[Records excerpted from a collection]
──────────

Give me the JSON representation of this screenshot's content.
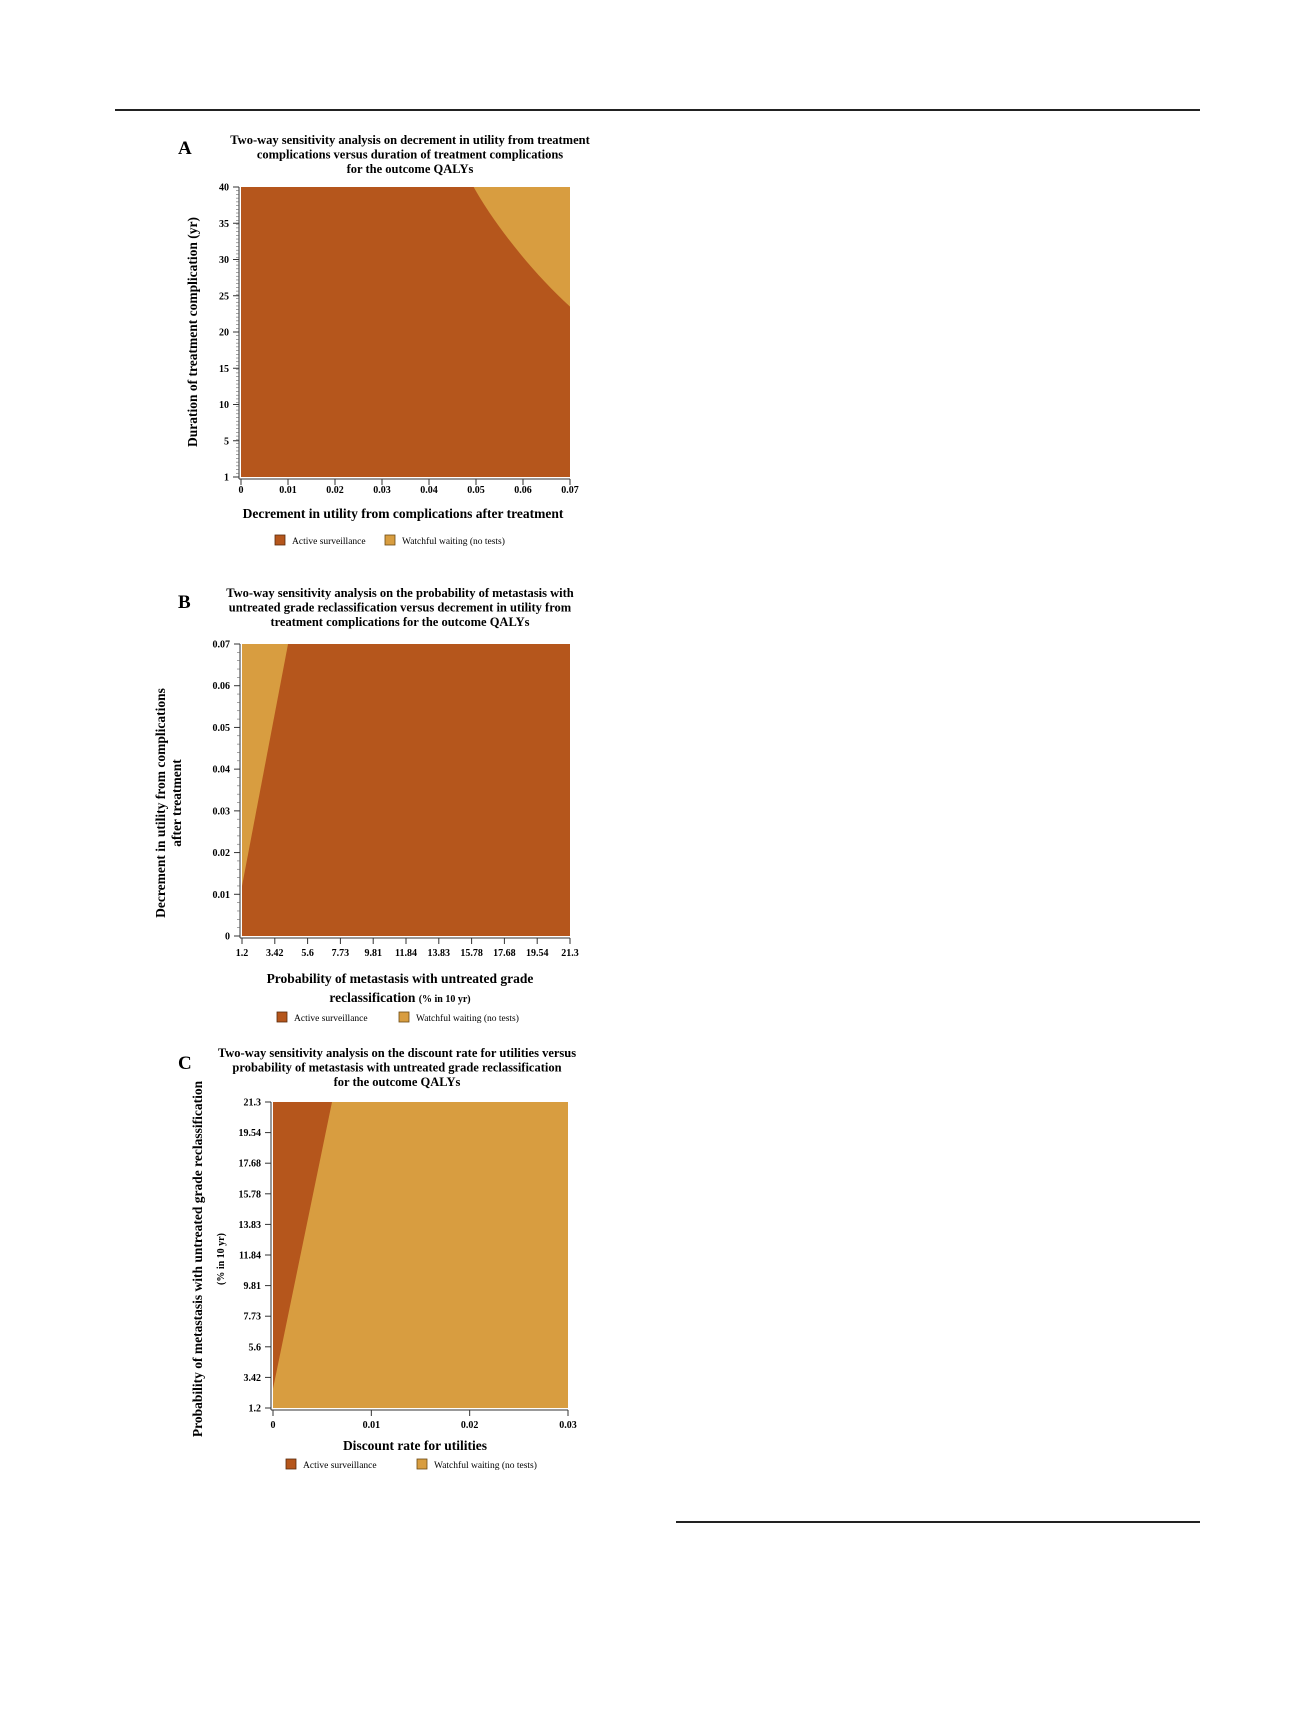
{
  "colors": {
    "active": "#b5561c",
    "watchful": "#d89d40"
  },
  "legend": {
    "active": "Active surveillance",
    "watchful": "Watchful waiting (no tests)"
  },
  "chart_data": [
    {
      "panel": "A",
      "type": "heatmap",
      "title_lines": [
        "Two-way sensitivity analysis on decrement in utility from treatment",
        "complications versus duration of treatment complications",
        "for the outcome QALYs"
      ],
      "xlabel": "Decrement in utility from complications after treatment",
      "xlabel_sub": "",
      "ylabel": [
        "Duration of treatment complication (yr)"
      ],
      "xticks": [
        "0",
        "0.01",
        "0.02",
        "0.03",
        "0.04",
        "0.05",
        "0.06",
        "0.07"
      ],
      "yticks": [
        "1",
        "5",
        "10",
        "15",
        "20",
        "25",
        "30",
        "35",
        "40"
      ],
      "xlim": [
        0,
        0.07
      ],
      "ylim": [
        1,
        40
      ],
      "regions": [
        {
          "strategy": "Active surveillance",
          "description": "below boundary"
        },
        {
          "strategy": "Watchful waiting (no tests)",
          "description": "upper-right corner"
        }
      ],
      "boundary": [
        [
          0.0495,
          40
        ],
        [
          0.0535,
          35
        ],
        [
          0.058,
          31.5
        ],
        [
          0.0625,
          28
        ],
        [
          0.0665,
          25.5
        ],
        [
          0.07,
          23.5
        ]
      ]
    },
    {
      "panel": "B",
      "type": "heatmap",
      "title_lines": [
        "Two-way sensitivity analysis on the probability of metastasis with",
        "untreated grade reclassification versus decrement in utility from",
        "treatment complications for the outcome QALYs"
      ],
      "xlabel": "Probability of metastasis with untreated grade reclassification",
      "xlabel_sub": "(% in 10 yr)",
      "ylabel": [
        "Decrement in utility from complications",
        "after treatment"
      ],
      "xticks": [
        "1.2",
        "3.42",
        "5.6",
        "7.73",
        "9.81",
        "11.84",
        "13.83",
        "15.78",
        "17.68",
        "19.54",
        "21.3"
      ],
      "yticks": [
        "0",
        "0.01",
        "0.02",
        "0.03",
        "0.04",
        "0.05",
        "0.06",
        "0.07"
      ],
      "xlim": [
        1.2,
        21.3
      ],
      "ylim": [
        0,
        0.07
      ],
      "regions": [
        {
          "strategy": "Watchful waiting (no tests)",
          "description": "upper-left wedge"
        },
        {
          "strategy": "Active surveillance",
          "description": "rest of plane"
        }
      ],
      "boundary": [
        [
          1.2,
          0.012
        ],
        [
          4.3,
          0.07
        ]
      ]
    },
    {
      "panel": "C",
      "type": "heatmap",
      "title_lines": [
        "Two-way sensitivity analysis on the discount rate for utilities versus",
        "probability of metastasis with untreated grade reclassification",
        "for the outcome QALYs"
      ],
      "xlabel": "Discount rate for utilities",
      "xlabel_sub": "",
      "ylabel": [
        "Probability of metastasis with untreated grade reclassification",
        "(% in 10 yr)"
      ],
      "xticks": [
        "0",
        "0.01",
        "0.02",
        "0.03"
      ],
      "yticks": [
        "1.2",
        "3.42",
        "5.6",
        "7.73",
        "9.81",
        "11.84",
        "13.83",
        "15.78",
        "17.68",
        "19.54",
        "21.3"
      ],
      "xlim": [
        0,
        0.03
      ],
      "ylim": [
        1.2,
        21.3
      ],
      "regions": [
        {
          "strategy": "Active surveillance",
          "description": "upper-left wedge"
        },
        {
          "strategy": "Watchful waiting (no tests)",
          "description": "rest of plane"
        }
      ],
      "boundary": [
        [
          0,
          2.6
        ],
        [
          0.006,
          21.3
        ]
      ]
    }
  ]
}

──────────

◆ **Direction**
Of the lines in the data, how many hold the string "sensitivity"? State the number, nothing else.

◆ **Solution for this problem**
3